--- DATA SECTION ---
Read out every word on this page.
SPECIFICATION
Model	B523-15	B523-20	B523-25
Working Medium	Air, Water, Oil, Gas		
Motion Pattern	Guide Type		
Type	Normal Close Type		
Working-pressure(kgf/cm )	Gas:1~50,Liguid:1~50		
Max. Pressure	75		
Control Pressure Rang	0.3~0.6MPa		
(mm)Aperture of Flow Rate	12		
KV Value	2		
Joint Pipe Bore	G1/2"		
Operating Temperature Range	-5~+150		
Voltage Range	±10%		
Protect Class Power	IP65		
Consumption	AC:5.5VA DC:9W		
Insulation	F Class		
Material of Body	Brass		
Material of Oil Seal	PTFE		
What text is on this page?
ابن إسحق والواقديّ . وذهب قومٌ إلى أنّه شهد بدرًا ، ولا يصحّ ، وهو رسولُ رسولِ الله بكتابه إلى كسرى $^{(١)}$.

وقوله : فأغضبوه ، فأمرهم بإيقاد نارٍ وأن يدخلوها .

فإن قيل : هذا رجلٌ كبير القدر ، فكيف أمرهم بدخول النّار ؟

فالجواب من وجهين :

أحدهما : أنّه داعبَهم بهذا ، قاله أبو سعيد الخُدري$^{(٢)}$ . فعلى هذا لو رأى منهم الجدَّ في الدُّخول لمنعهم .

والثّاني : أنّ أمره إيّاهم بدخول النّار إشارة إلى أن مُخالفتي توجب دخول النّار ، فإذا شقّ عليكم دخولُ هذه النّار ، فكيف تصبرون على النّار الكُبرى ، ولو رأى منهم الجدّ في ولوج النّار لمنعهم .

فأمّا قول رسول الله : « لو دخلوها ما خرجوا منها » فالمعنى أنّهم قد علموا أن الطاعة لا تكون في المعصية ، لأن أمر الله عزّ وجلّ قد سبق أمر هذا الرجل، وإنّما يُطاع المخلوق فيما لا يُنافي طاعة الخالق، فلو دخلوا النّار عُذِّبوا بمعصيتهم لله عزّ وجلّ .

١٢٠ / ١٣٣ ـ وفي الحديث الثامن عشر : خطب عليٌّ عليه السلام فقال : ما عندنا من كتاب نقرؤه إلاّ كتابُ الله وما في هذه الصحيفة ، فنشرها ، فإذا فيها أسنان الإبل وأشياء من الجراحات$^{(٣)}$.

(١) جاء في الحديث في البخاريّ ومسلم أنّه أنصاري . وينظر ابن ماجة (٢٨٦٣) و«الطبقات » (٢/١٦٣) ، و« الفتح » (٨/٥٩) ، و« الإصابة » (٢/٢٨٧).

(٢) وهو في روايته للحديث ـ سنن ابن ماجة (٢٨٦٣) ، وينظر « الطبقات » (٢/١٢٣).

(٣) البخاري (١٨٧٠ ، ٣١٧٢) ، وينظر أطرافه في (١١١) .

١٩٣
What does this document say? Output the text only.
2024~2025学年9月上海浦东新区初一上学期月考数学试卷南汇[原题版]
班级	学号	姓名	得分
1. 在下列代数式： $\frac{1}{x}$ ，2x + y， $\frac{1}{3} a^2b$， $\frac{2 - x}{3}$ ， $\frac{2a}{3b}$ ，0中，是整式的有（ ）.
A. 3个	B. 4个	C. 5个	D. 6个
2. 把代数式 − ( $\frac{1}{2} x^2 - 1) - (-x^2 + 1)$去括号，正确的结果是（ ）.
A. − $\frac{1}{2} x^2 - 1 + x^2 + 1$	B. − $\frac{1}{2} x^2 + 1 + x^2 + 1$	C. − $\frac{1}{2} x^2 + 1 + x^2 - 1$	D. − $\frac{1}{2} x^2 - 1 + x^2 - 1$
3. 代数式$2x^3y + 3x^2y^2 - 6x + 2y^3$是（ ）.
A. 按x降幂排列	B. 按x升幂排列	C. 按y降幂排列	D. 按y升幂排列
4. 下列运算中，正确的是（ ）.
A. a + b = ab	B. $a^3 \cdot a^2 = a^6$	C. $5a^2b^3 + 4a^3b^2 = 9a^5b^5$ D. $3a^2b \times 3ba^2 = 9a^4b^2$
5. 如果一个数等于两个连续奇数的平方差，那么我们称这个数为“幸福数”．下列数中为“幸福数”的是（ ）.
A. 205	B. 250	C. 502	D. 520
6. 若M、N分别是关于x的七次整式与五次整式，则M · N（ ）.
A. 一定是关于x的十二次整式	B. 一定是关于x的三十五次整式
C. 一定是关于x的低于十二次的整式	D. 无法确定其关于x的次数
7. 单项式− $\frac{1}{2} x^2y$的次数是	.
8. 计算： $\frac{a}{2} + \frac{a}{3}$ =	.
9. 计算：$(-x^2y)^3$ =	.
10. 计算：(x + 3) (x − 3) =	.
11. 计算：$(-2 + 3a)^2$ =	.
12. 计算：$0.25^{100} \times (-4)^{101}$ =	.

--- WHAT THE TASK ASKS ---
Give only a number: how many lines of the data hold the string "فكيف"?

--- REPLY TO THE TASK ---
2